-------- EXTRACTED MATERIAL

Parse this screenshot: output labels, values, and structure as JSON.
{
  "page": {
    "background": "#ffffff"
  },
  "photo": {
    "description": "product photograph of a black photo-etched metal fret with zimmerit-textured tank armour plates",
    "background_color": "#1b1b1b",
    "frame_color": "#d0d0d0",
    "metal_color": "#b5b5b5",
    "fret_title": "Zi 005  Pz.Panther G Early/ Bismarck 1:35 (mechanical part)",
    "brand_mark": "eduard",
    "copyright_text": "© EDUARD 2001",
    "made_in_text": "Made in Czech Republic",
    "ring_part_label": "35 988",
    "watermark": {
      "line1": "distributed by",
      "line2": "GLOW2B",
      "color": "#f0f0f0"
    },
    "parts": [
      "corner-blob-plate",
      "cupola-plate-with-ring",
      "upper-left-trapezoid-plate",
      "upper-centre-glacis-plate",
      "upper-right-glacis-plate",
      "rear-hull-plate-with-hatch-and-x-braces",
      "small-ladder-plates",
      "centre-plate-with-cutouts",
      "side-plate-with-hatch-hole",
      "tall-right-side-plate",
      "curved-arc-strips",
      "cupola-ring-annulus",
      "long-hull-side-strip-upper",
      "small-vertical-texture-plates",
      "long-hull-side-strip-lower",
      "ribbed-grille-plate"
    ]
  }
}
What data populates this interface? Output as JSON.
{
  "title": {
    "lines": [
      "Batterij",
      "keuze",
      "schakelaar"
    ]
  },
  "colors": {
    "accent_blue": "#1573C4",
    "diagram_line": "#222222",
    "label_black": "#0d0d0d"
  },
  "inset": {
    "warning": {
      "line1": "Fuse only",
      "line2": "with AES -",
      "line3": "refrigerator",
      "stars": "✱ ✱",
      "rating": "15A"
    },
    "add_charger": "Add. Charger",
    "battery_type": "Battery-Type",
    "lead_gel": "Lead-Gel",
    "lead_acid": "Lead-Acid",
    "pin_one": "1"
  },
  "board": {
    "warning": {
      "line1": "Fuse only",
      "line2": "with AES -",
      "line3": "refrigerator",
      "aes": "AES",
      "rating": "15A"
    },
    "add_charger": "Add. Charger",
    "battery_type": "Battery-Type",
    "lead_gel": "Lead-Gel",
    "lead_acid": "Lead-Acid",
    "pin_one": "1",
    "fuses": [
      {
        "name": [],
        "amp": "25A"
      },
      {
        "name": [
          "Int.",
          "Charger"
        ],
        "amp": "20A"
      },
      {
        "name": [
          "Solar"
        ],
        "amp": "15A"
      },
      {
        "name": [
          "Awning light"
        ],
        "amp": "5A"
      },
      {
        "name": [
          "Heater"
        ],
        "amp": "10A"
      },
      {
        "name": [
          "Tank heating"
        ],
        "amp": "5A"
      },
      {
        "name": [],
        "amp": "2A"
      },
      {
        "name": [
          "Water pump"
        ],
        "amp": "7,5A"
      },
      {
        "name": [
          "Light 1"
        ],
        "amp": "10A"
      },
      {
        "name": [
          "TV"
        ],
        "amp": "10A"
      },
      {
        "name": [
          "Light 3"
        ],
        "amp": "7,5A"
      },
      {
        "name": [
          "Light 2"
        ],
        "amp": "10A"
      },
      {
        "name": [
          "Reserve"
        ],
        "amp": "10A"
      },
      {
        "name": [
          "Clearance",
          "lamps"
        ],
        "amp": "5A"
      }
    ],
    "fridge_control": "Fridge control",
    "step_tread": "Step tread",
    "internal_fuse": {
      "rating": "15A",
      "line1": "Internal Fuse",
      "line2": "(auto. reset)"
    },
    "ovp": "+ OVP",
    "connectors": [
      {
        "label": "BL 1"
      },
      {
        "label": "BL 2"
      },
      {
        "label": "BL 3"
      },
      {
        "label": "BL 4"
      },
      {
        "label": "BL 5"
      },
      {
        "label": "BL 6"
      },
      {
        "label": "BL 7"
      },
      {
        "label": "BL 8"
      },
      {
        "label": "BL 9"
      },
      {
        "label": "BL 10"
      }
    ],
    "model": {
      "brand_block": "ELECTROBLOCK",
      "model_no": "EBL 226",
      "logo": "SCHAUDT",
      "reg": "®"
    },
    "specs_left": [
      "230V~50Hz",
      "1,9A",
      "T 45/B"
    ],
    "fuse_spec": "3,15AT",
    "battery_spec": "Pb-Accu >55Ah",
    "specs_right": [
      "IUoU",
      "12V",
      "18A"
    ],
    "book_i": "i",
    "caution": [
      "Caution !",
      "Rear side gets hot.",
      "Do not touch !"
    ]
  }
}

----------------

Each line of the material that holds the string "glacis" counts once; give the total alone.

2